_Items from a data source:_
----
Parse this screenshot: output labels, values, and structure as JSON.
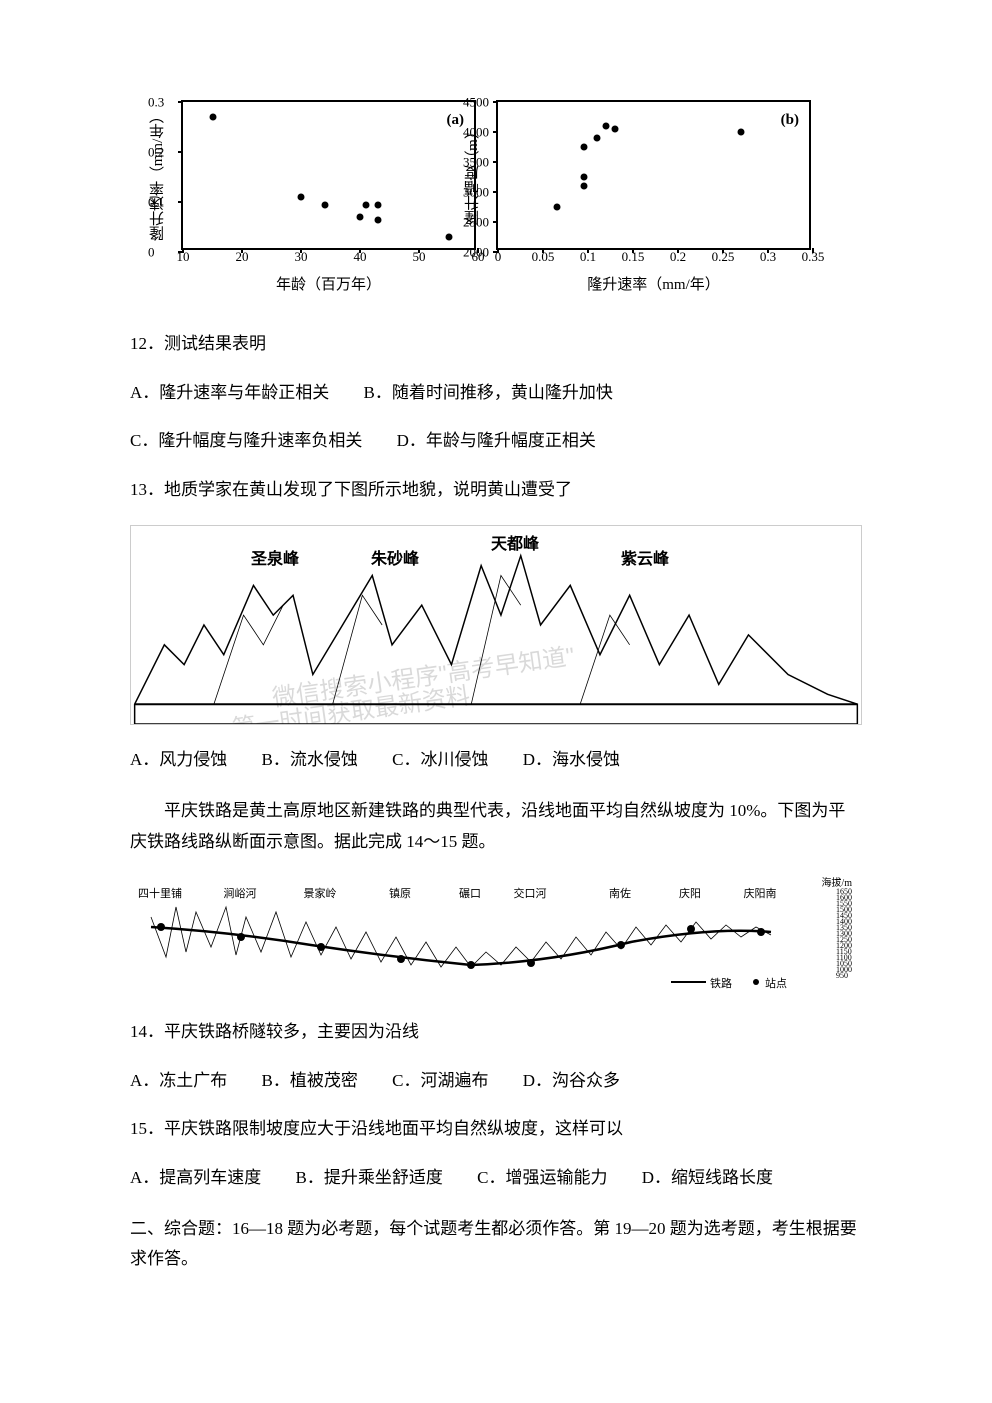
{
  "chart_a": {
    "type": "scatter",
    "label": "(a)",
    "y_axis_label": "隆升速率（mm/年）",
    "x_axis_label": "年龄（百万年）",
    "xlim": [
      10,
      60
    ],
    "ylim": [
      0,
      0.3
    ],
    "x_ticks": [
      10,
      20,
      30,
      40,
      50,
      60
    ],
    "y_ticks": [
      0,
      0.1,
      0.2,
      0.3
    ],
    "y_tick_labels": [
      "0",
      "0.1",
      "0.2",
      "0.3"
    ],
    "points": [
      {
        "x": 15,
        "y": 0.27
      },
      {
        "x": 30,
        "y": 0.11
      },
      {
        "x": 34,
        "y": 0.095
      },
      {
        "x": 40,
        "y": 0.07
      },
      {
        "x": 41,
        "y": 0.095
      },
      {
        "x": 43,
        "y": 0.095
      },
      {
        "x": 43,
        "y": 0.065
      },
      {
        "x": 55,
        "y": 0.03
      }
    ],
    "border_color": "#000000",
    "point_color": "#000000",
    "background_color": "#ffffff"
  },
  "chart_b": {
    "type": "scatter",
    "label": "(b)",
    "y_axis_label": "隆升幅度（m）",
    "x_axis_label": "隆升速率（mm/年）",
    "xlim": [
      0,
      0.35
    ],
    "ylim": [
      2000,
      4500
    ],
    "x_ticks": [
      0,
      0.05,
      0.1,
      0.15,
      0.2,
      0.25,
      0.3,
      0.35
    ],
    "x_tick_labels": [
      "0",
      "0.05",
      "0.1",
      "0.15",
      "0.2",
      "0.25",
      "0.3",
      "0.35"
    ],
    "y_ticks": [
      2000,
      2500,
      3000,
      3500,
      4000,
      4500
    ],
    "points": [
      {
        "x": 0.065,
        "y": 2750
      },
      {
        "x": 0.095,
        "y": 3100
      },
      {
        "x": 0.095,
        "y": 3250
      },
      {
        "x": 0.095,
        "y": 3750
      },
      {
        "x": 0.11,
        "y": 3900
      },
      {
        "x": 0.12,
        "y": 4100
      },
      {
        "x": 0.13,
        "y": 4050
      },
      {
        "x": 0.27,
        "y": 4000
      }
    ],
    "border_color": "#000000",
    "point_color": "#000000",
    "background_color": "#ffffff"
  },
  "q12": {
    "text": "12．测试结果表明",
    "option_a": "A．隆升速率与年龄正相关",
    "option_b": "B．随着时间推移，黄山隆升加快",
    "option_c": "C．隆升幅度与隆升速率负相关",
    "option_d": "D．年龄与隆升幅度正相关"
  },
  "q13": {
    "text": "13．地质学家在黄山发现了下图所示地貌，说明黄山遭受了",
    "option_a": "A．风力侵蚀",
    "option_b": "B．流水侵蚀",
    "option_c": "C．冰川侵蚀",
    "option_d": "D．海水侵蚀"
  },
  "mountain": {
    "peaks": [
      "圣泉峰",
      "朱砂峰",
      "天都峰",
      "紫云峰"
    ],
    "watermark_line1": "微信搜索小程序\"高考早知道\"",
    "watermark_line2": "第一时间获取最新资料"
  },
  "passage": {
    "text": "平庆铁路是黄土高原地区新建铁路的典型代表，沿线地面平均自然纵坡度为 10%。下图为平庆铁路线路纵断面示意图。据此完成 14～15 题。"
  },
  "profile": {
    "stations": [
      "四十里铺",
      "涧峪河",
      "景家岭",
      "镇原",
      "碾口",
      "交口河",
      "南佐",
      "庆阳",
      "庆阳南"
    ],
    "elevation_title": "海拔/m",
    "elevations": [
      "1650",
      "1600",
      "1550",
      "1500",
      "1450",
      "1400",
      "1350",
      "1300",
      "1250",
      "1200",
      "1150",
      "1100",
      "1050",
      "1000",
      "950"
    ],
    "legend_line": "铁路",
    "legend_point": "站点"
  },
  "q14": {
    "text": "14．平庆铁路桥隧较多，主要因为沿线",
    "option_a": "A．冻土广布",
    "option_b": "B．植被茂密",
    "option_c": "C．河湖遍布",
    "option_d": "D．沟谷众多"
  },
  "q15": {
    "text": "15．平庆铁路限制坡度应大于沿线地面平均自然纵坡度，这样可以",
    "option_a": "A．提高列车速度",
    "option_b": "B．提升乘坐舒适度",
    "option_c": "C．增强运输能力",
    "option_d": "D．缩短线路长度"
  },
  "section2": {
    "text": "二、综合题：16—18 题为必考题，每个试题考生都必须作答。第 19—20 题为选考题，考生根据要求作答。"
  }
}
----
_The request:_
Quote every record above exactly, leaving out the pictures.

_In response:_
Parse this screenshot: output labels, values, and structure as JSON.
{
  "chart_a": {
    "type": "scatter",
    "label": "(a)",
    "y_axis_label": "隆升速率（mm/年）",
    "x_axis_label": "年龄（百万年）",
    "xlim": [
      10,
      60
    ],
    "ylim": [
      0,
      0.3
    ],
    "x_ticks": [
      10,
      20,
      30,
      40,
      50,
      60
    ],
    "y_ticks": [
      0,
      0.1,
      0.2,
      0.3
    ],
    "y_tick_labels": [
      "0",
      "0.1",
      "0.2",
      "0.3"
    ],
    "points": [
      {
        "x": 15,
        "y": 0.27
      },
      {
        "x": 30,
        "y": 0.11
      },
      {
        "x": 34,
        "y": 0.095
      },
      {
        "x": 40,
        "y": 0.07
      },
      {
        "x": 41,
        "y": 0.095
      },
      {
        "x": 43,
        "y": 0.095
      },
      {
        "x": 43,
        "y": 0.065
      },
      {
        "x": 55,
        "y": 0.03
      }
    ],
    "border_color": "#000000",
    "point_color": "#000000",
    "background_color": "#ffffff"
  },
  "chart_b": {
    "type": "scatter",
    "label": "(b)",
    "y_axis_label": "隆升幅度（m）",
    "x_axis_label": "隆升速率（mm/年）",
    "xlim": [
      0,
      0.35
    ],
    "ylim": [
      2000,
      4500
    ],
    "x_ticks": [
      0,
      0.05,
      0.1,
      0.15,
      0.2,
      0.25,
      0.3,
      0.35
    ],
    "x_tick_labels": [
      "0",
      "0.05",
      "0.1",
      "0.15",
      "0.2",
      "0.25",
      "0.3",
      "0.35"
    ],
    "y_ticks": [
      2000,
      2500,
      3000,
      3500,
      4000,
      4500
    ],
    "points": [
      {
        "x": 0.065,
        "y": 2750
      },
      {
        "x": 0.095,
        "y": 3100
      },
      {
        "x": 0.095,
        "y": 3250
      },
      {
        "x": 0.095,
        "y": 3750
      },
      {
        "x": 0.11,
        "y": 3900
      },
      {
        "x": 0.12,
        "y": 4100
      },
      {
        "x": 0.13,
        "y": 4050
      },
      {
        "x": 0.27,
        "y": 4000
      }
    ],
    "border_color": "#000000",
    "point_color": "#000000",
    "background_color": "#ffffff"
  },
  "q12": {
    "text": "12．测试结果表明",
    "option_a": "A．隆升速率与年龄正相关",
    "option_b": "B．随着时间推移，黄山隆升加快",
    "option_c": "C．隆升幅度与隆升速率负相关",
    "option_d": "D．年龄与隆升幅度正相关"
  },
  "q13": {
    "text": "13．地质学家在黄山发现了下图所示地貌，说明黄山遭受了",
    "option_a": "A．风力侵蚀",
    "option_b": "B．流水侵蚀",
    "option_c": "C．冰川侵蚀",
    "option_d": "D．海水侵蚀"
  },
  "mountain": {
    "peaks": [
      "圣泉峰",
      "朱砂峰",
      "天都峰",
      "紫云峰"
    ],
    "watermark_line1": "微信搜索小程序\"高考早知道\"",
    "watermark_line2": "第一时间获取最新资料"
  },
  "passage": {
    "text": "平庆铁路是黄土高原地区新建铁路的典型代表，沿线地面平均自然纵坡度为 10%。下图为平庆铁路线路纵断面示意图。据此完成 14～15 题。"
  },
  "profile": {
    "stations": [
      "四十里铺",
      "涧峪河",
      "景家岭",
      "镇原",
      "碾口",
      "交口河",
      "南佐",
      "庆阳",
      "庆阳南"
    ],
    "elevation_title": "海拔/m",
    "elevations": [
      "1650",
      "1600",
      "1550",
      "1500",
      "1450",
      "1400",
      "1350",
      "1300",
      "1250",
      "1200",
      "1150",
      "1100",
      "1050",
      "1000",
      "950"
    ],
    "legend_line": "铁路",
    "legend_point": "站点"
  },
  "q14": {
    "text": "14．平庆铁路桥隧较多，主要因为沿线",
    "option_a": "A．冻土广布",
    "option_b": "B．植被茂密",
    "option_c": "C．河湖遍布",
    "option_d": "D．沟谷众多"
  },
  "q15": {
    "text": "15．平庆铁路限制坡度应大于沿线地面平均自然纵坡度，这样可以",
    "option_a": "A．提高列车速度",
    "option_b": "B．提升乘坐舒适度",
    "option_c": "C．增强运输能力",
    "option_d": "D．缩短线路长度"
  },
  "section2": {
    "text": "二、综合题：16—18 题为必考题，每个试题考生都必须作答。第 19—20 题为选考题，考生根据要求作答。"
  }
}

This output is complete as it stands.